__The problem__. Gather, from the data below, each line in which the word "获第三十五届自贡市青少年科技创新大赛一等奖" occurs.

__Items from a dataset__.
----

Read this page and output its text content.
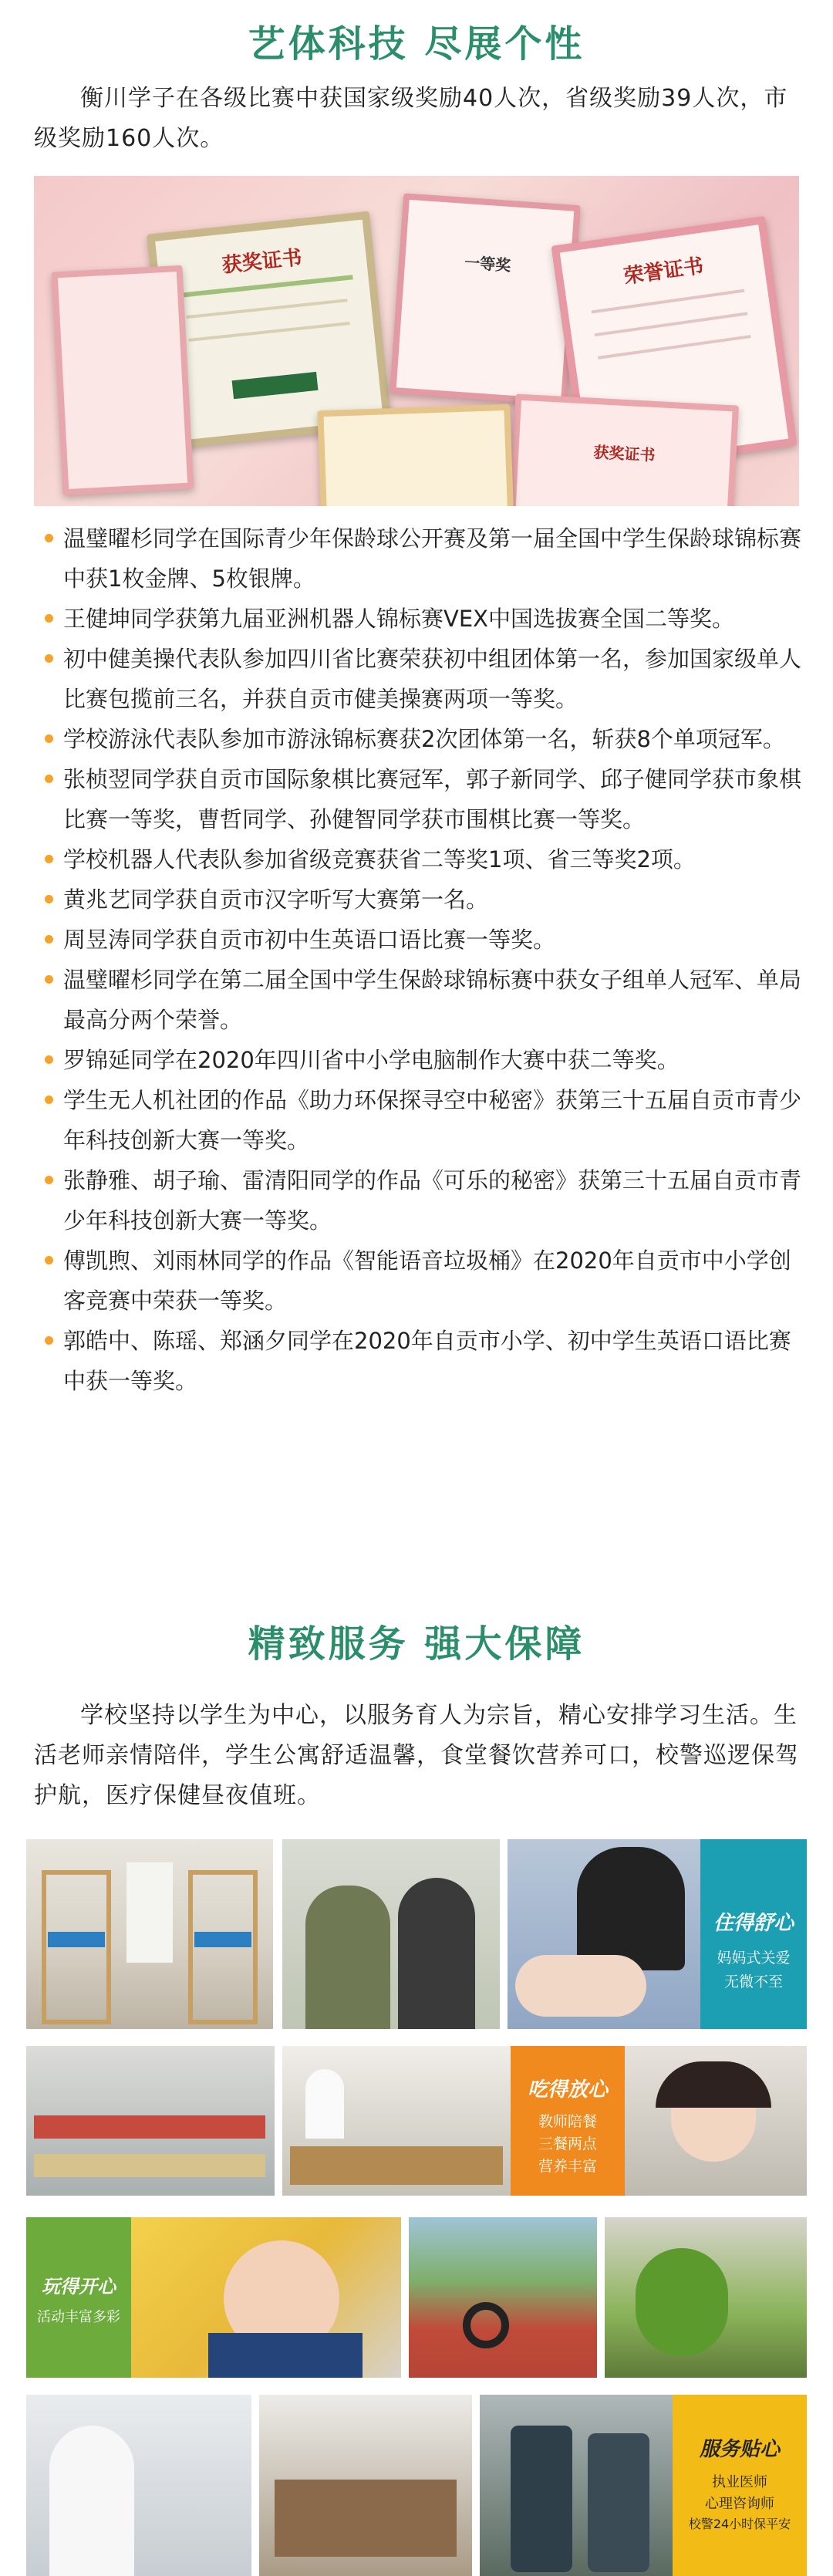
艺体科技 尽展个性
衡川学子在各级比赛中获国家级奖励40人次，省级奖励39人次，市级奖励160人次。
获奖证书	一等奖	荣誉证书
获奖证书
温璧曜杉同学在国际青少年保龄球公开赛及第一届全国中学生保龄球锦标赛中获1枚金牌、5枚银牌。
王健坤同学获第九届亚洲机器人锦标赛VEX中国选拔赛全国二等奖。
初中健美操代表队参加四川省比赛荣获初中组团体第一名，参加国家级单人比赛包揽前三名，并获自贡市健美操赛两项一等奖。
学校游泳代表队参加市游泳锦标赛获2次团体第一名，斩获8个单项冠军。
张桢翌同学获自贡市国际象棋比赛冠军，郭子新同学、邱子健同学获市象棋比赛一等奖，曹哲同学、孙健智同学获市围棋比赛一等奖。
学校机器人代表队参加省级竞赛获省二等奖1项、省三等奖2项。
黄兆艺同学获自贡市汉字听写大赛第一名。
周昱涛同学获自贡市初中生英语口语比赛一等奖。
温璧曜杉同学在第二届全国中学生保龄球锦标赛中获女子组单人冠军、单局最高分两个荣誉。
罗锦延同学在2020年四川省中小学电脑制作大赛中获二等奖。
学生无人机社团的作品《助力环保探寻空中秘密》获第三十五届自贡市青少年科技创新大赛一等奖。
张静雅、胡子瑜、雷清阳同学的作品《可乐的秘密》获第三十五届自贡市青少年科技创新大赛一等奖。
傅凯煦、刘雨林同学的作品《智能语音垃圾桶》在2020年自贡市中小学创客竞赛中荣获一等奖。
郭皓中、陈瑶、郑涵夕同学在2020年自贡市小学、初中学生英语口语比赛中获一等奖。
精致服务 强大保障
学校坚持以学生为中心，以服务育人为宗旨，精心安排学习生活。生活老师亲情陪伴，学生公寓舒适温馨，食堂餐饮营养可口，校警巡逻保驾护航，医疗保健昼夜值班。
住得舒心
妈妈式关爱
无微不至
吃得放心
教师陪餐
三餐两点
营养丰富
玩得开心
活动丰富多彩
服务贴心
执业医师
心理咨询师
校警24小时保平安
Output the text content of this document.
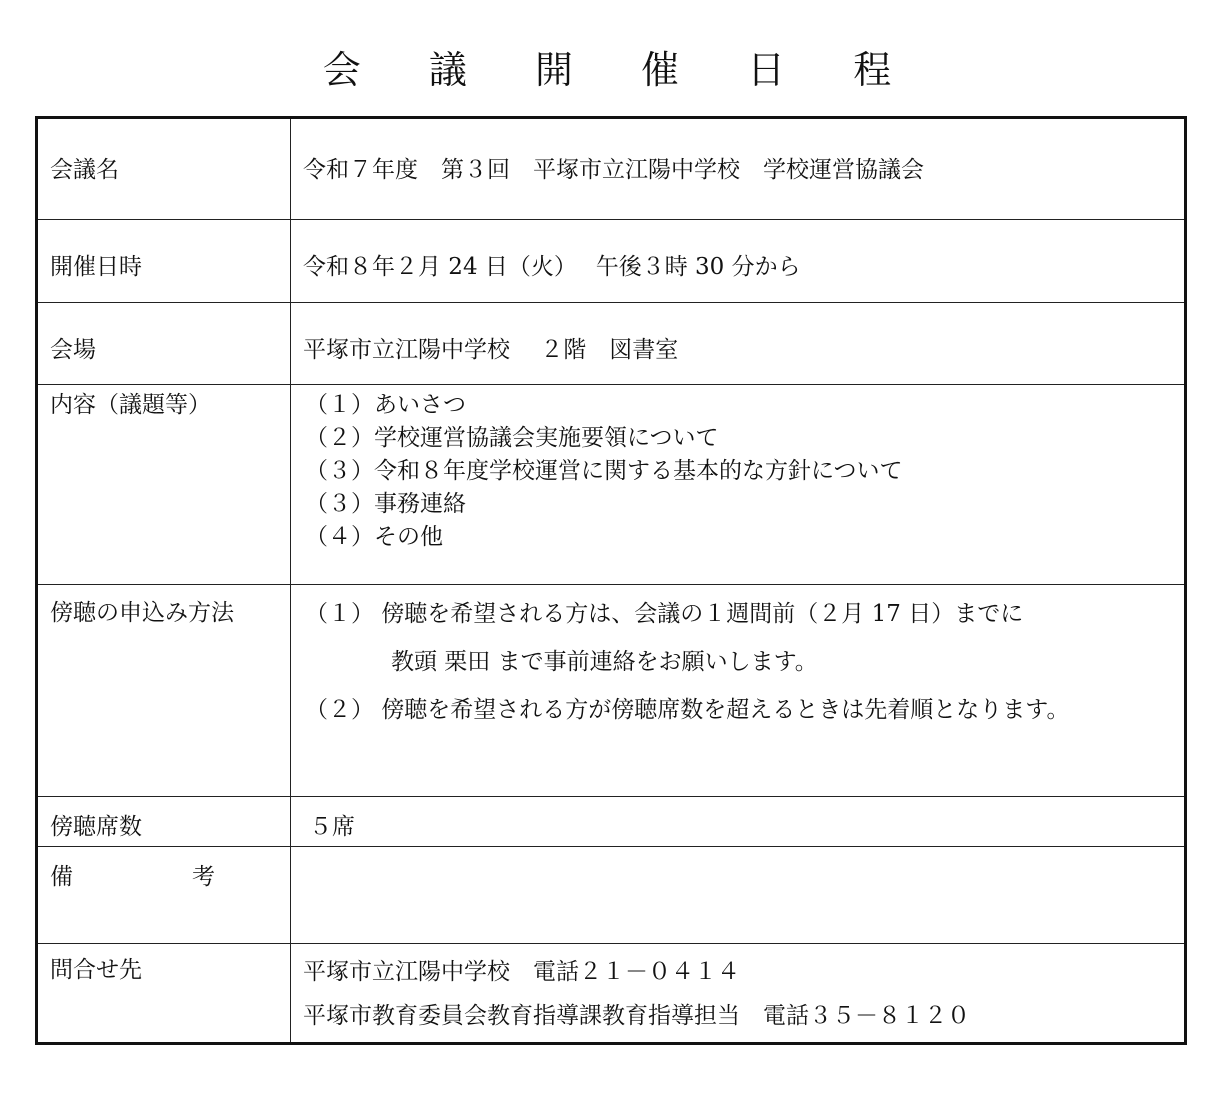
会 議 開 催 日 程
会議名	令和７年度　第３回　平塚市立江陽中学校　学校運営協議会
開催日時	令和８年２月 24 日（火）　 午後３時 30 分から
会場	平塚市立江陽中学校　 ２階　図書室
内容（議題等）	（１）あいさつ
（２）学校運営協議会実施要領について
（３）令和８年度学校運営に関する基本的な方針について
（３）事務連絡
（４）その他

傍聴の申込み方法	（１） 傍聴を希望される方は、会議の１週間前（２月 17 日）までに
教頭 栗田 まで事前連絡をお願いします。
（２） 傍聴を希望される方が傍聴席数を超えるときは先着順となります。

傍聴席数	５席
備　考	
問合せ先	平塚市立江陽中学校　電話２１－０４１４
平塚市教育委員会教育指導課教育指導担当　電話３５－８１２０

----

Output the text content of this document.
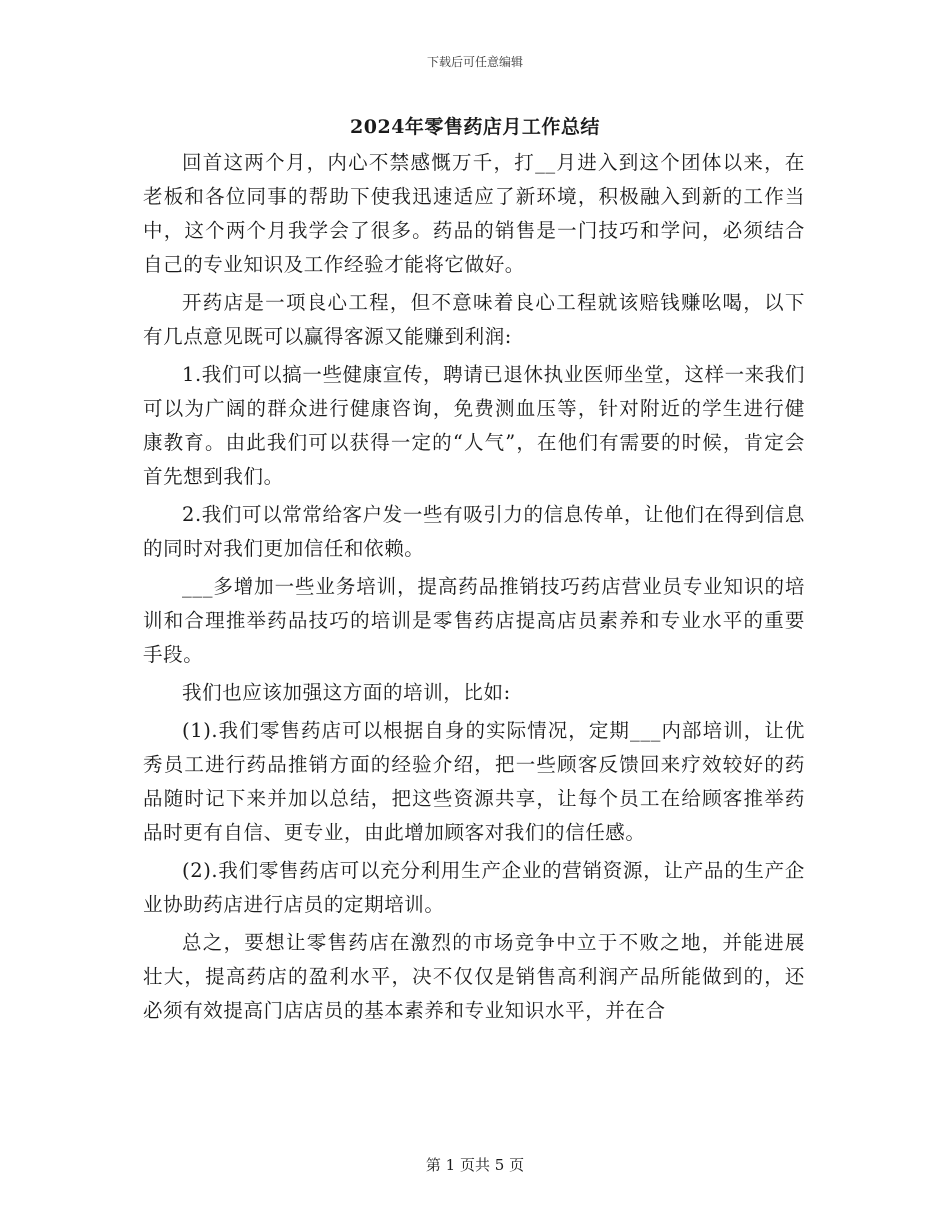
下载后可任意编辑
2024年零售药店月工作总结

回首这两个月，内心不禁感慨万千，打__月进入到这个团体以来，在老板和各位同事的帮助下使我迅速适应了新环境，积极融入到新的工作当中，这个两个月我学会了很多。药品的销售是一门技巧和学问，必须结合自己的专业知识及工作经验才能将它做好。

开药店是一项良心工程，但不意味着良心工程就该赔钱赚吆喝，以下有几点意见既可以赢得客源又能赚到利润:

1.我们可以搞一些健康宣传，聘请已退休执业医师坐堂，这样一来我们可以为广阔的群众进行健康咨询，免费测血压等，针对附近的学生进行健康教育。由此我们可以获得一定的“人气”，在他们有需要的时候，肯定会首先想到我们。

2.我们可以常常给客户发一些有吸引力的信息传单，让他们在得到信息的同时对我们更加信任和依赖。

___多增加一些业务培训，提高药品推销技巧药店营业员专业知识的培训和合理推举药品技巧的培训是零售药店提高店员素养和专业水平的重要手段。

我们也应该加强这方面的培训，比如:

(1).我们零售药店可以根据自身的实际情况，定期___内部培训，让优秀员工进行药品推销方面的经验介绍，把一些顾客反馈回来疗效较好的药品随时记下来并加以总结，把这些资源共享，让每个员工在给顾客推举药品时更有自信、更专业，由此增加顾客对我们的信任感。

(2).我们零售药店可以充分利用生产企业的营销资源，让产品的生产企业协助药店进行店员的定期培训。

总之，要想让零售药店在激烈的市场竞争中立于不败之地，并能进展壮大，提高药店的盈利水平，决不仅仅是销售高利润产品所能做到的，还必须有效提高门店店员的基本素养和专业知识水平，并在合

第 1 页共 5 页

----

__Exercise solution__.
学生无人机社团的作品《助力环保探寻空中秘密》获第三十五届自贡市青少年科技创新大赛一等奖。
张静雅、胡子瑜、雷清阳同学的作品《可乐的秘密》获第三十五届自贡市青少年科技创新大赛一等奖。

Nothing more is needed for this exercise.